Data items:
◆ ◆ ◆
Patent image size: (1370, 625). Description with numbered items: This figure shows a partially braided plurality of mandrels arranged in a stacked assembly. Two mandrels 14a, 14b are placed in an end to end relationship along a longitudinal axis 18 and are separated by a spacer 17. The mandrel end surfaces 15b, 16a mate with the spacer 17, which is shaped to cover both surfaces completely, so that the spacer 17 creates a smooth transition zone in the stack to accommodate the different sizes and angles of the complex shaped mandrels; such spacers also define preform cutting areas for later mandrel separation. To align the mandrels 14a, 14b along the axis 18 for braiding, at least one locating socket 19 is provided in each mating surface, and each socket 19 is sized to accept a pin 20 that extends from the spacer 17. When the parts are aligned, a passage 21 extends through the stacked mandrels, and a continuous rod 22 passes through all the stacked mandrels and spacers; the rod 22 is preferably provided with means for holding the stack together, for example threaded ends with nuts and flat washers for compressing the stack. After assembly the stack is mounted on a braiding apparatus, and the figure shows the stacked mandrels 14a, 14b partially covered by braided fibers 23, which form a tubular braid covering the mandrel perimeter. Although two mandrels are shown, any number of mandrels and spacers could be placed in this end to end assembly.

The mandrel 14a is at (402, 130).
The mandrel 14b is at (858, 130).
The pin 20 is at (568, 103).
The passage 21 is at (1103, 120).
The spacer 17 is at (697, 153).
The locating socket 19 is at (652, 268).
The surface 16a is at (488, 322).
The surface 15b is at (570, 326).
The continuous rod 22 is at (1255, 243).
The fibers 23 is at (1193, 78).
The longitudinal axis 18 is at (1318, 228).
◆ ◆ ◆
**WHAT NEEDS TO BE DONE:** Rewrite these lines as a JSON list of strings, with one string for each line and blank lines omitted.

**TASK RESPONSE:**
[
  "Patent image size: (1370, 625). Description with numbered items: This figure shows a partially braided plurality of mandrels arranged in a stacked assembly. Two mandrels 14a, 14b are placed in an end to end relationship along a longitudinal axis 18 and are separated by a spacer 17. The mandrel end surfaces 15b, 16a mate with the spacer 17, which is shaped to cover both surfaces completely, so that the spacer 17 creates a smooth transition zone in the stack to accommodate the different sizes and angles of the complex shaped mandrels; such spacers also define preform cutting areas for later mandrel separation. To align the mandrels 14a, 14b along the axis 18 for braiding, at least one locating socket 19 is provided in each mating surface, and each socket 19 is sized to accept a pin 20 that extends from the spacer 17. When the parts are aligned, a passage 21 extends through the stacked mandrels, and a continuous rod 22 passes through all the stacked mandrels and spacers; the rod 22 is preferably provided with means for holding the stack together, for example threaded ends with nuts and flat washers for compressing the stack. After assembly the stack is mounted on a braiding apparatus, and the figure shows the stacked mandrels 14a, 14b partially covered by braided fibers 23, which form a tubular braid covering the mandrel perimeter. Although two mandrels are shown, any number of mandrels and spacers could be placed in this end to end assembly.",
  "The mandrel 14a is at (402, 130).",
  "The mandrel 14b is at (858, 130).",
  "The pin 20 is at (568, 103).",
  "The passage 21 is at (1103, 120).",
  "The spacer 17 is at (697, 153).",
  "The locating socket 19 is at (652, 268).",
  "The surface 16a is at (488, 322).",
  "The surface 15b is at (570, 326).",
  "The continuous rod 22 is at (1255, 243).",
  "The fibers 23 is at (1193, 78).",
  "The longitudinal axis 18 is at (1318, 228)."
]